**Supplied material**

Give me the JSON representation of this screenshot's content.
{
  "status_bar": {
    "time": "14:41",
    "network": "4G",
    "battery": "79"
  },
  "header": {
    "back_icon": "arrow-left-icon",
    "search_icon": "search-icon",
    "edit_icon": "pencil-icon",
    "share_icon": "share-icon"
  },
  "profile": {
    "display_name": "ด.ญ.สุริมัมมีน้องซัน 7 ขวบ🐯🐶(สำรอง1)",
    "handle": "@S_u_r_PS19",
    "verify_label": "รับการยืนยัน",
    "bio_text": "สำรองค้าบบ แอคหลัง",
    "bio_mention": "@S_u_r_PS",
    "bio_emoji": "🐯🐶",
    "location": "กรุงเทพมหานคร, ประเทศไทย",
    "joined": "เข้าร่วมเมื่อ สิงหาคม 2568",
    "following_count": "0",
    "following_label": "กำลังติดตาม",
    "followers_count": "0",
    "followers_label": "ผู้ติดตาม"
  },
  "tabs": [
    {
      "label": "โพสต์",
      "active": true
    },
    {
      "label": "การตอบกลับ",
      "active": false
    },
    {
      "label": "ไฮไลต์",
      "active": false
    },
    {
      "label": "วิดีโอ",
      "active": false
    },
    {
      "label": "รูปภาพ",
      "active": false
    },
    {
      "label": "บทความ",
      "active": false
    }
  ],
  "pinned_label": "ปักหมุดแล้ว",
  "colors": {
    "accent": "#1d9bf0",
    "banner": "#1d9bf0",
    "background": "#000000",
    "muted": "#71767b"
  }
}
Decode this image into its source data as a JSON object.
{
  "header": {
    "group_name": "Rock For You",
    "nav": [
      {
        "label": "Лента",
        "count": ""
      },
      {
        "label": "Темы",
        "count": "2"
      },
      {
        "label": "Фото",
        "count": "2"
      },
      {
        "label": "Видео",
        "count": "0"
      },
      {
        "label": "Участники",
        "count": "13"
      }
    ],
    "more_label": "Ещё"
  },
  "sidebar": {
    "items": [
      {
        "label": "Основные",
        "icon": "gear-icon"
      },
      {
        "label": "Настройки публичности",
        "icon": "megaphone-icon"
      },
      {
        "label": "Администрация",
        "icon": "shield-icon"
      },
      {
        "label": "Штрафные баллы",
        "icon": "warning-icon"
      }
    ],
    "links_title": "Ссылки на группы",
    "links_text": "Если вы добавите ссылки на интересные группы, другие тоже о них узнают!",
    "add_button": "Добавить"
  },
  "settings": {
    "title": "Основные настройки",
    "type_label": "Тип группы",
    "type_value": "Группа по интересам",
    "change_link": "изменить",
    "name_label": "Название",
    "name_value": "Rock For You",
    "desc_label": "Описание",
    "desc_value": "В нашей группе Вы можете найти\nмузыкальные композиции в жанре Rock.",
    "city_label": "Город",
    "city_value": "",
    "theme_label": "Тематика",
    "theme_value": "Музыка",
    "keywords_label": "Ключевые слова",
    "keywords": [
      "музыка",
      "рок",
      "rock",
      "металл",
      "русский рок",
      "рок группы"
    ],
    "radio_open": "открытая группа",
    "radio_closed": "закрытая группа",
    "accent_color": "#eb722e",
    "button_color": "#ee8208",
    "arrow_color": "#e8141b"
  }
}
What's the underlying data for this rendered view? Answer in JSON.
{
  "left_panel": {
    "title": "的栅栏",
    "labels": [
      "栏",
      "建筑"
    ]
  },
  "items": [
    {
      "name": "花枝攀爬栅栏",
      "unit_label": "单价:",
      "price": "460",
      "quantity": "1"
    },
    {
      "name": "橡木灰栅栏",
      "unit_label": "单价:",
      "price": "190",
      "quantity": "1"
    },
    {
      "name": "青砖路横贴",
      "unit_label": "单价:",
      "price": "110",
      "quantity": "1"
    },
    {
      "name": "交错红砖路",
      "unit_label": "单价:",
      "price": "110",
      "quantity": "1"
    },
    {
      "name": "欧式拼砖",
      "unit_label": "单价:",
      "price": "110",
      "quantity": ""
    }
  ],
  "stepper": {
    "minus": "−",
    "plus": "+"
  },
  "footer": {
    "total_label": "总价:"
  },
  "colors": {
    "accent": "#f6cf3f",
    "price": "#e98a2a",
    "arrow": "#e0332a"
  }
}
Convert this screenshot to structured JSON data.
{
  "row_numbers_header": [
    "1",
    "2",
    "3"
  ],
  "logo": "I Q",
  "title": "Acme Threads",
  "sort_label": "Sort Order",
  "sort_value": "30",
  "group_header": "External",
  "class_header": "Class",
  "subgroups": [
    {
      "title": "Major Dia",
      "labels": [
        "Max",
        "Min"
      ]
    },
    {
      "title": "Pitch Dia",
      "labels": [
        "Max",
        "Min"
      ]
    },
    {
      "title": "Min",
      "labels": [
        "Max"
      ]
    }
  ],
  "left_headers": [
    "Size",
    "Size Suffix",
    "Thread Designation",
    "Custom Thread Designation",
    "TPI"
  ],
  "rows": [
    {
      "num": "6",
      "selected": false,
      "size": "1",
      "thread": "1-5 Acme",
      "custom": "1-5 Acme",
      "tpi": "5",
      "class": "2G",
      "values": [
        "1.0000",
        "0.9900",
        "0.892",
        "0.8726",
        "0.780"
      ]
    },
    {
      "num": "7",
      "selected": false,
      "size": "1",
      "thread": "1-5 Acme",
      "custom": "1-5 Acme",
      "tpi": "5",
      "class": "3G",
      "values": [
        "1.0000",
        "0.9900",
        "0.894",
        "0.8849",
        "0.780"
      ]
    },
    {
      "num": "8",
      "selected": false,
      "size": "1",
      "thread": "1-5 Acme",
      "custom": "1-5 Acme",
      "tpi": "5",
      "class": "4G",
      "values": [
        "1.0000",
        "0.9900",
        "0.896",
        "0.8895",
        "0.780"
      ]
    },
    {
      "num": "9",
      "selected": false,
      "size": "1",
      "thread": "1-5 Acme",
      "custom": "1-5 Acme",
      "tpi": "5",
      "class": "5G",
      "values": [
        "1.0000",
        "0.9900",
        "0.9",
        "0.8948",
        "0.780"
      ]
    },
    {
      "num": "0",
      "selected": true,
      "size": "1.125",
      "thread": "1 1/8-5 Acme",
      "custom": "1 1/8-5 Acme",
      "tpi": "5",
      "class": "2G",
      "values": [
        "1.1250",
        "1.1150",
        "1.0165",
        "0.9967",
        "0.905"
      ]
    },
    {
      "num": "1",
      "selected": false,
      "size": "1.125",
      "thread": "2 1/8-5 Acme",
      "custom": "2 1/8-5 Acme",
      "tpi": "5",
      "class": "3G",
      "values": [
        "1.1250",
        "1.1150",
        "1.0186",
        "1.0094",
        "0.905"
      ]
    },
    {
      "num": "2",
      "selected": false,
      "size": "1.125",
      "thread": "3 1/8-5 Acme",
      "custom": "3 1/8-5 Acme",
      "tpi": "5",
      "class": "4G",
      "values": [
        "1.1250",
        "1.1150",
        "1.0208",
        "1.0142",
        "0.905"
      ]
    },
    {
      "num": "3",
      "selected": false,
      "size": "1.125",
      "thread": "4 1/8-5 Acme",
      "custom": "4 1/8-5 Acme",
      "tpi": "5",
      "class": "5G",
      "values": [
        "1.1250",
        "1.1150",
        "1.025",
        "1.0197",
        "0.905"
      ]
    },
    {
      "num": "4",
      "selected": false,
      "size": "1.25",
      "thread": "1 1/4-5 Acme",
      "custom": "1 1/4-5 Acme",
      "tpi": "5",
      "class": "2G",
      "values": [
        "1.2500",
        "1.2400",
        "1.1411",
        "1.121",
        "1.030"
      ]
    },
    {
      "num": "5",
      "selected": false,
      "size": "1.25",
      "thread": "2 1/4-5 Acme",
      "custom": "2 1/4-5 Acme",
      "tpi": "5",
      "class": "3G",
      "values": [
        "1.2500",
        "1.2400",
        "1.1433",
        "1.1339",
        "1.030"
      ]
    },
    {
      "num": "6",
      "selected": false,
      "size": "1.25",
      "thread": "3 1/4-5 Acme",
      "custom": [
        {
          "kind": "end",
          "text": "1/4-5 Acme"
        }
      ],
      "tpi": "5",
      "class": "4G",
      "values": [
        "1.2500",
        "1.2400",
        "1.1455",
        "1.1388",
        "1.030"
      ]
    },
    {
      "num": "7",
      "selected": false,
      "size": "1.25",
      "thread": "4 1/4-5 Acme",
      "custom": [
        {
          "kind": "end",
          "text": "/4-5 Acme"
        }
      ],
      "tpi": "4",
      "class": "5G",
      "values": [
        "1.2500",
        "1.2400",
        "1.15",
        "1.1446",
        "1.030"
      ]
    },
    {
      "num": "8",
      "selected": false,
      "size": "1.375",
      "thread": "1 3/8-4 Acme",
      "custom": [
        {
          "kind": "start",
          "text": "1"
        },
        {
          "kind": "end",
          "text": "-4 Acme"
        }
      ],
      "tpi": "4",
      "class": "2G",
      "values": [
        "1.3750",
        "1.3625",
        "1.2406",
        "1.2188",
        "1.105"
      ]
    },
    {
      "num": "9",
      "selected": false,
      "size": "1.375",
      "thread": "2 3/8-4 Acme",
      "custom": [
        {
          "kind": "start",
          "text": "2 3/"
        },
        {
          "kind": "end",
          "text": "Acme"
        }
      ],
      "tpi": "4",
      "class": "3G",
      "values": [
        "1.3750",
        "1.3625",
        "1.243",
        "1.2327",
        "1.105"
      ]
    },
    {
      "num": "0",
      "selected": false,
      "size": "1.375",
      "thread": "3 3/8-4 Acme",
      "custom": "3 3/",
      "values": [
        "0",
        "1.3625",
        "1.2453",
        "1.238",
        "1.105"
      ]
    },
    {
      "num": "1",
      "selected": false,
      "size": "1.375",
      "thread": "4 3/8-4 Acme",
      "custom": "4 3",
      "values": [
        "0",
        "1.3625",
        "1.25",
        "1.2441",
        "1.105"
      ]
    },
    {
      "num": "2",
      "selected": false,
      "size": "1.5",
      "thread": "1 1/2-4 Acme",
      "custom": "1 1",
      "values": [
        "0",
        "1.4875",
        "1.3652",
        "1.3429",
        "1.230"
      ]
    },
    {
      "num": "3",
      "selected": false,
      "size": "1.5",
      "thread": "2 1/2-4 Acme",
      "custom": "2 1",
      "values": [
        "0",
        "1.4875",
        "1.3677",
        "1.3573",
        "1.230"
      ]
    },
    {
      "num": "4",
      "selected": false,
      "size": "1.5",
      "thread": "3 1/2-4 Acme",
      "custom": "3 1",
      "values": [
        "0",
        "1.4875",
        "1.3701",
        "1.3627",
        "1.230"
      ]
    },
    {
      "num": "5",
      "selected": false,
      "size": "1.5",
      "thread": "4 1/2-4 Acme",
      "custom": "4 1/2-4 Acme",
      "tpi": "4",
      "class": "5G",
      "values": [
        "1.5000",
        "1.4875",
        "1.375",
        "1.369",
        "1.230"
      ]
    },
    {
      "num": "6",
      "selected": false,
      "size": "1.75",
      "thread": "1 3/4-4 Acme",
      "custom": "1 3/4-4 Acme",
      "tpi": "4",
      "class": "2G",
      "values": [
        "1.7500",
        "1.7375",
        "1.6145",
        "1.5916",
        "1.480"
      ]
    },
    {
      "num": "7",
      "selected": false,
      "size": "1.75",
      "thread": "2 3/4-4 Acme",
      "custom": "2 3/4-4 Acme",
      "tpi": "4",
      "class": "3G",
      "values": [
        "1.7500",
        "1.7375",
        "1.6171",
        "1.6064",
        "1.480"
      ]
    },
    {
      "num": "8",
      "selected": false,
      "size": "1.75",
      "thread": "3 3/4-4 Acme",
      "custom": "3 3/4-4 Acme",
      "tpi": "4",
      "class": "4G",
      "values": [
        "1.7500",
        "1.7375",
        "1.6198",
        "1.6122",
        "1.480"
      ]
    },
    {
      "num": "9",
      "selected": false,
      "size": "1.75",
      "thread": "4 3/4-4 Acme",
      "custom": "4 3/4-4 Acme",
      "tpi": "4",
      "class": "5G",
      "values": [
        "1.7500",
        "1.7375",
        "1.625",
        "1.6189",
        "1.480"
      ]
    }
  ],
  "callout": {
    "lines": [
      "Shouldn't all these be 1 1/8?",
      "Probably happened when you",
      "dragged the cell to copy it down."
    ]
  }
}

**Written exercise**
Check each line of the entries for the string "data". Copy the lines that have it.

**Written response**
Decode this image into its source data as a JSON object.
What's the underlying data for this rendered view? Answer in JSON.
Convert this screenshot to structured JSON data.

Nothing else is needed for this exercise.